## START STORED ROWS
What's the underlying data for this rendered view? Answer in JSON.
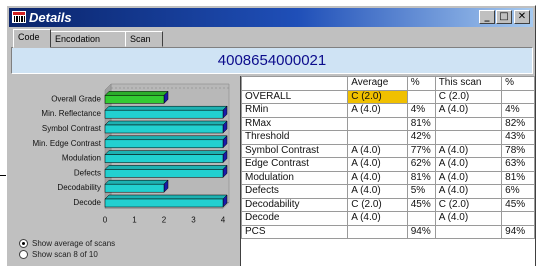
{
  "window": {
    "title": "Details",
    "buttons": {
      "minimize": "_",
      "maximize": "□",
      "close": "✕"
    }
  },
  "tabs": [
    {
      "label": "Code",
      "active": true
    },
    {
      "label": "Encodation",
      "active": false
    },
    {
      "label": "Scan",
      "active": false
    }
  ],
  "barcode_value": "4008654000021",
  "chart_data": {
    "type": "bar",
    "orientation": "horizontal",
    "style": "3d",
    "categories": [
      "Overall Grade",
      "Min. Reflectance",
      "Symbol Contrast",
      "Min. Edge Contrast",
      "Modulation",
      "Defects",
      "Decodability",
      "Decode"
    ],
    "values": [
      2,
      4,
      4,
      4,
      4,
      4,
      2,
      4
    ],
    "bar_colors": [
      "#33cc33",
      "#22d0d0",
      "#22d0d0",
      "#22d0d0",
      "#22d0d0",
      "#22d0d0",
      "#22d0d0",
      "#22d0d0"
    ],
    "xlim": [
      0,
      4
    ],
    "xticks": [
      "0",
      "1",
      "2",
      "3",
      "4"
    ],
    "title": "",
    "xlabel": "",
    "ylabel": ""
  },
  "scan_options": [
    {
      "label": "Show average of scans",
      "selected": true
    },
    {
      "label": "Show scan 8 of 10",
      "selected": false
    }
  ],
  "grid": {
    "headers": [
      "",
      "Average",
      "%",
      "This scan",
      "%"
    ],
    "rows": [
      {
        "name": "OVERALL",
        "avg": "C (2.0)",
        "pct1": "",
        "this": "C (2.0)",
        "pct2": "",
        "highlight": true
      },
      {
        "name": "RMin",
        "avg": "A (4.0)",
        "pct1": "4%",
        "this": "A (4.0)",
        "pct2": "4%"
      },
      {
        "name": "RMax",
        "avg": "",
        "pct1": "81%",
        "this": "",
        "pct2": "82%"
      },
      {
        "name": "Threshold",
        "avg": "",
        "pct1": "42%",
        "this": "",
        "pct2": "43%"
      },
      {
        "name": "Symbol Contrast",
        "avg": "A (4.0)",
        "pct1": "77%",
        "this": "A (4.0)",
        "pct2": "78%"
      },
      {
        "name": "Edge Contrast",
        "avg": "A (4.0)",
        "pct1": "62%",
        "this": "A (4.0)",
        "pct2": "63%"
      },
      {
        "name": "Modulation",
        "avg": "A (4.0)",
        "pct1": "81%",
        "this": "A (4.0)",
        "pct2": "81%"
      },
      {
        "name": "Defects",
        "avg": "A (4.0)",
        "pct1": "5%",
        "this": "A (4.0)",
        "pct2": "6%"
      },
      {
        "name": "Decodability",
        "avg": "C (2.0)",
        "pct1": "45%",
        "this": "C (2.0)",
        "pct2": "45%"
      },
      {
        "name": "Decode",
        "avg": "A (4.0)",
        "pct1": "",
        "this": "A (4.0)",
        "pct2": ""
      },
      {
        "name": "PCS",
        "avg": "",
        "pct1": "94%",
        "this": "",
        "pct2": "94%"
      }
    ]
  }
}
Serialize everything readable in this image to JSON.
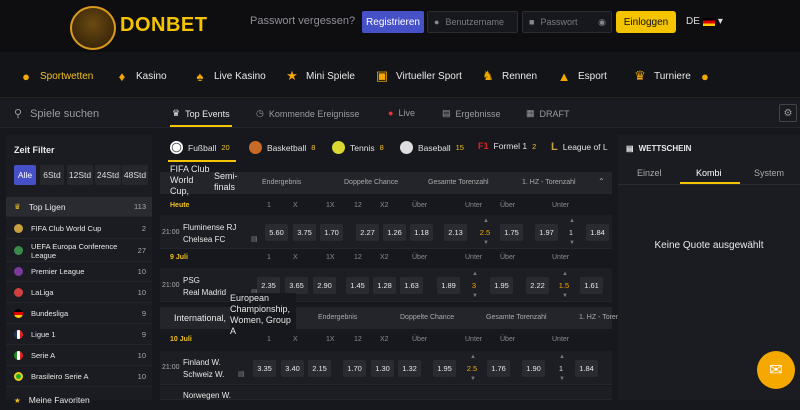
{
  "header": {
    "logo_text": "DONBET",
    "forgot": "Passwort vergessen?",
    "register": "Registrieren",
    "username_placeholder": "Benutzername",
    "password_placeholder": "Passwort",
    "login": "Einloggen",
    "lang": "DE"
  },
  "nav": [
    "Sportwetten",
    "Kasino",
    "Live Kasino",
    "Mini Spiele",
    "Virtueller Sport",
    "Rennen",
    "Esport",
    "Turniere"
  ],
  "subnav": {
    "search": "Spiele suchen",
    "tabs": [
      "Top Events",
      "Kommende Ereignisse",
      "Live",
      "Ergebnisse",
      "DRAFT"
    ]
  },
  "sidebar": {
    "title": "Zeit Filter",
    "filters": [
      "Alle",
      "6Std",
      "12Std",
      "24Std",
      "48Std"
    ],
    "leagues": [
      {
        "name": "Top Ligen",
        "count": "113"
      },
      {
        "name": "FIFA Club World Cup",
        "count": "2"
      },
      {
        "name": "UEFA Europa Conference League",
        "count": "27"
      },
      {
        "name": "Premier League",
        "count": "10"
      },
      {
        "name": "LaLiga",
        "count": "10"
      },
      {
        "name": "Bundesliga",
        "count": "9"
      },
      {
        "name": "Ligue 1",
        "count": "9"
      },
      {
        "name": "Serie A",
        "count": "10"
      },
      {
        "name": "Brasileiro Serie A",
        "count": "10"
      },
      {
        "name": "Meine Favoriten",
        "count": ""
      }
    ]
  },
  "sports": [
    {
      "name": "Fußball",
      "count": "20"
    },
    {
      "name": "Basketball",
      "count": "8"
    },
    {
      "name": "Tennis",
      "count": "8"
    },
    {
      "name": "Baseball",
      "count": "15"
    },
    {
      "name": "Formel 1",
      "count": "2"
    },
    {
      "name": "League of L",
      "count": ""
    }
  ],
  "markets": [
    "Endergebnis",
    "Doppelte Chance",
    "Gesamte Torenzahl",
    "1. HZ - Torenzahl"
  ],
  "cols": [
    "1",
    "X",
    "2",
    "1X",
    "12",
    "X2",
    "Über",
    "Unter",
    "Über",
    "Unter"
  ],
  "comp1": {
    "name": "FIFA Club World Cup,",
    "sub": "Semi-finals",
    "date": "Heute"
  },
  "comp2": {
    "name": "International,",
    "sub": "European Championship, Women, Group A",
    "date": "10 Juli"
  },
  "date_mid": "9 Juli",
  "matches": [
    {
      "time": "21:00",
      "home": "Fluminense RJ",
      "away": "Chelsea FC",
      "odds": [
        "5.60",
        "3.75",
        "1.70",
        "2.27",
        "1.26",
        "1.18",
        "2.13",
        "1.75",
        "1.97",
        "1.84"
      ],
      "line1": "2.5",
      "line2": "1"
    },
    {
      "time": "21:00",
      "home": "PSG",
      "away": "Real Madrid",
      "odds": [
        "2.35",
        "3.65",
        "2.90",
        "1.45",
        "1.28",
        "1.63",
        "1.89",
        "1.95",
        "2.22",
        "1.61"
      ],
      "line1": "3",
      "line2": "1.5"
    },
    {
      "time": "21:00",
      "home": "Finland W.",
      "away": "Schweiz W.",
      "odds": [
        "3.35",
        "3.40",
        "2.15",
        "1.70",
        "1.30",
        "1.32",
        "1.95",
        "1.76",
        "1.90",
        "1.84"
      ],
      "line1": "2.5",
      "line2": "1"
    },
    {
      "time": "",
      "home": "Norwegen W.",
      "away": "",
      "odds": [],
      "line1": "",
      "line2": ""
    }
  ],
  "betslip": {
    "title": "WETTSCHEIN",
    "tabs": [
      "Einzel",
      "Kombi",
      "System"
    ],
    "empty": "Keine Quote ausgewählt"
  }
}
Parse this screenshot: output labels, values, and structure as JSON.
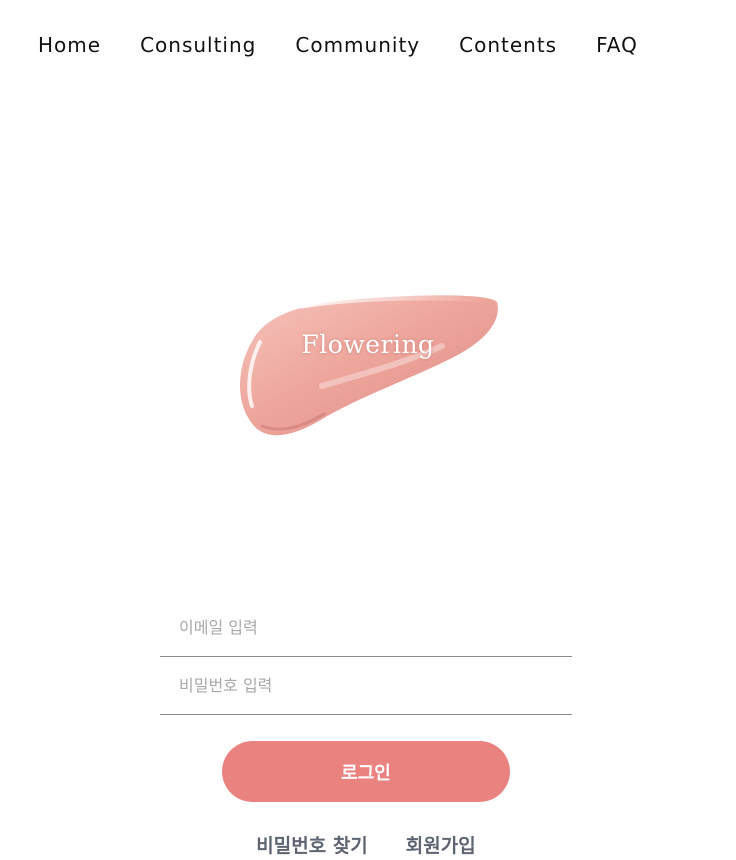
{
  "nav": {
    "items": [
      {
        "label": "Home"
      },
      {
        "label": "Consulting"
      },
      {
        "label": "Community"
      },
      {
        "label": "Contents"
      },
      {
        "label": "FAQ"
      }
    ]
  },
  "logo": {
    "text": "Flowering"
  },
  "form": {
    "email_placeholder": "이메일 입력",
    "email_value": "",
    "password_placeholder": "비밀번호 입력",
    "password_value": "",
    "login_label": "로그인"
  },
  "links": {
    "find_password": "비밀번호 찾기",
    "signup": "회원가입"
  },
  "colors": {
    "accent": "#ea8380",
    "link": "#5f6472",
    "swatch": "#eea69c"
  },
  "icons": {
    "logo_shape": "lip-gloss-swatch"
  }
}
## END STORED ROWS
Give all the entries again exactly, dropping each picture.

What's the underlying data for this rendered view? Answer in JSON.
{
  "window": {
    "title": "Details",
    "buttons": {
      "minimize": "_",
      "maximize": "□",
      "close": "✕"
    }
  },
  "tabs": [
    {
      "label": "Code",
      "active": true
    },
    {
      "label": "Encodation",
      "active": false
    },
    {
      "label": "Scan",
      "active": false
    }
  ],
  "barcode_value": "4008654000021",
  "chart_data": {
    "type": "bar",
    "orientation": "horizontal",
    "style": "3d",
    "categories": [
      "Overall Grade",
      "Min. Reflectance",
      "Symbol Contrast",
      "Min. Edge Contrast",
      "Modulation",
      "Defects",
      "Decodability",
      "Decode"
    ],
    "values": [
      2,
      4,
      4,
      4,
      4,
      4,
      2,
      4
    ],
    "bar_colors": [
      "#33cc33",
      "#22d0d0",
      "#22d0d0",
      "#22d0d0",
      "#22d0d0",
      "#22d0d0",
      "#22d0d0",
      "#22d0d0"
    ],
    "xlim": [
      0,
      4
    ],
    "xticks": [
      "0",
      "1",
      "2",
      "3",
      "4"
    ],
    "title": "",
    "xlabel": "",
    "ylabel": ""
  },
  "scan_options": [
    {
      "label": "Show average of scans",
      "selected": true
    },
    {
      "label": "Show scan 8 of 10",
      "selected": false
    }
  ],
  "grid": {
    "headers": [
      "",
      "Average",
      "%",
      "This scan",
      "%"
    ],
    "rows": [
      {
        "name": "OVERALL",
        "avg": "C (2.0)",
        "pct1": "",
        "this": "C (2.0)",
        "pct2": "",
        "highlight": true
      },
      {
        "name": "RMin",
        "avg": "A (4.0)",
        "pct1": "4%",
        "this": "A (4.0)",
        "pct2": "4%"
      },
      {
        "name": "RMax",
        "avg": "",
        "pct1": "81%",
        "this": "",
        "pct2": "82%"
      },
      {
        "name": "Threshold",
        "avg": "",
        "pct1": "42%",
        "this": "",
        "pct2": "43%"
      },
      {
        "name": "Symbol Contrast",
        "avg": "A (4.0)",
        "pct1": "77%",
        "this": "A (4.0)",
        "pct2": "78%"
      },
      {
        "name": "Edge Contrast",
        "avg": "A (4.0)",
        "pct1": "62%",
        "this": "A (4.0)",
        "pct2": "63%"
      },
      {
        "name": "Modulation",
        "avg": "A (4.0)",
        "pct1": "81%",
        "this": "A (4.0)",
        "pct2": "81%"
      },
      {
        "name": "Defects",
        "avg": "A (4.0)",
        "pct1": "5%",
        "this": "A (4.0)",
        "pct2": "6%"
      },
      {
        "name": "Decodability",
        "avg": "C (2.0)",
        "pct1": "45%",
        "this": "C (2.0)",
        "pct2": "45%"
      },
      {
        "name": "Decode",
        "avg": "A (4.0)",
        "pct1": "",
        "this": "A (4.0)",
        "pct2": ""
      },
      {
        "name": "PCS",
        "avg": "",
        "pct1": "94%",
        "this": "",
        "pct2": "94%"
      }
    ]
  }
}
Serialize everything readable in this image to JSON.
{
  "header": {
    "logo_text": "DONBET",
    "forgot": "Passwort vergessen?",
    "register": "Registrieren",
    "username_placeholder": "Benutzername",
    "password_placeholder": "Passwort",
    "login": "Einloggen",
    "lang": "DE"
  },
  "nav": [
    "Sportwetten",
    "Kasino",
    "Live Kasino",
    "Mini Spiele",
    "Virtueller Sport",
    "Rennen",
    "Esport",
    "Turniere"
  ],
  "subnav": {
    "search": "Spiele suchen",
    "tabs": [
      "Top Events",
      "Kommende Ereignisse",
      "Live",
      "Ergebnisse",
      "DRAFT"
    ]
  },
  "sidebar": {
    "title": "Zeit Filter",
    "filters": [
      "Alle",
      "6Std",
      "12Std",
      "24Std",
      "48Std"
    ],
    "leagues": [
      {
        "name": "Top Ligen",
        "count": "113"
      },
      {
        "name": "FIFA Club World Cup",
        "count": "2"
      },
      {
        "name": "UEFA Europa Conference League",
        "count": "27"
      },
      {
        "name": "Premier League",
        "count": "10"
      },
      {
        "name": "LaLiga",
        "count": "10"
      },
      {
        "name": "Bundesliga",
        "count": "9"
      },
      {
        "name": "Ligue 1",
        "count": "9"
      },
      {
        "name": "Serie A",
        "count": "10"
      },
      {
        "name": "Brasileiro Serie A",
        "count": "10"
      },
      {
        "name": "Meine Favoriten",
        "count": ""
      }
    ]
  },
  "sports": [
    {
      "name": "Fußball",
      "count": "20"
    },
    {
      "name": "Basketball",
      "count": "8"
    },
    {
      "name": "Tennis",
      "count": "8"
    },
    {
      "name": "Baseball",
      "count": "15"
    },
    {
      "name": "Formel 1",
      "count": "2"
    },
    {
      "name": "League of L",
      "count": ""
    }
  ],
  "markets": [
    "Endergebnis",
    "Doppelte Chance",
    "Gesamte Torenzahl",
    "1. HZ - Torenzahl"
  ],
  "cols": [
    "1",
    "X",
    "2",
    "1X",
    "12",
    "X2",
    "Über",
    "Unter",
    "Über",
    "Unter"
  ],
  "comp1": {
    "name": "FIFA Club World Cup,",
    "sub": "Semi-finals",
    "date": "Heute"
  },
  "comp2": {
    "name": "International,",
    "sub": "European Championship, Women, Group A",
    "date": "10 Juli"
  },
  "date_mid": "9 Juli",
  "matches": [
    {
      "time": "21:00",
      "home": "Fluminense RJ",
      "away": "Chelsea FC",
      "odds": [
        "5.60",
        "3.75",
        "1.70",
        "2.27",
        "1.26",
        "1.18",
        "2.13",
        "1.75",
        "1.97",
        "1.84"
      ],
      "line1": "2.5",
      "line2": "1"
    },
    {
      "time": "21:00",
      "home": "PSG",
      "away": "Real Madrid",
      "odds": [
        "2.35",
        "3.65",
        "2.90",
        "1.45",
        "1.28",
        "1.63",
        "1.89",
        "1.95",
        "2.22",
        "1.61"
      ],
      "line1": "3",
      "line2": "1.5"
    },
    {
      "time": "21:00",
      "home": "Finland W.",
      "away": "Schweiz W.",
      "odds": [
        "3.35",
        "3.40",
        "2.15",
        "1.70",
        "1.30",
        "1.32",
        "1.95",
        "1.76",
        "1.90",
        "1.84"
      ],
      "line1": "2.5",
      "line2": "1"
    },
    {
      "time": "",
      "home": "Norwegen W.",
      "away": "",
      "odds": [],
      "line1": "",
      "line2": ""
    }
  ],
  "betslip": {
    "title": "WETTSCHEIN",
    "tabs": [
      "Einzel",
      "Kombi",
      "System"
    ],
    "empty": "Keine Quote ausgewählt"
  }
}
Parse this screenshot: output labels, values, and structure as JSON.
{
  "nav": {
    "items": [
      {
        "label": "Home"
      },
      {
        "label": "Consulting"
      },
      {
        "label": "Community"
      },
      {
        "label": "Contents"
      },
      {
        "label": "FAQ"
      }
    ]
  },
  "logo": {
    "text": "Flowering"
  },
  "form": {
    "email_placeholder": "이메일 입력",
    "email_value": "",
    "password_placeholder": "비밀번호 입력",
    "password_value": "",
    "login_label": "로그인"
  },
  "links": {
    "find_password": "비밀번호 찾기",
    "signup": "회원가입"
  },
  "colors": {
    "accent": "#ea8380",
    "link": "#5f6472",
    "swatch": "#eea69c"
  },
  "icons": {
    "logo_shape": "lip-gloss-swatch"
  }
}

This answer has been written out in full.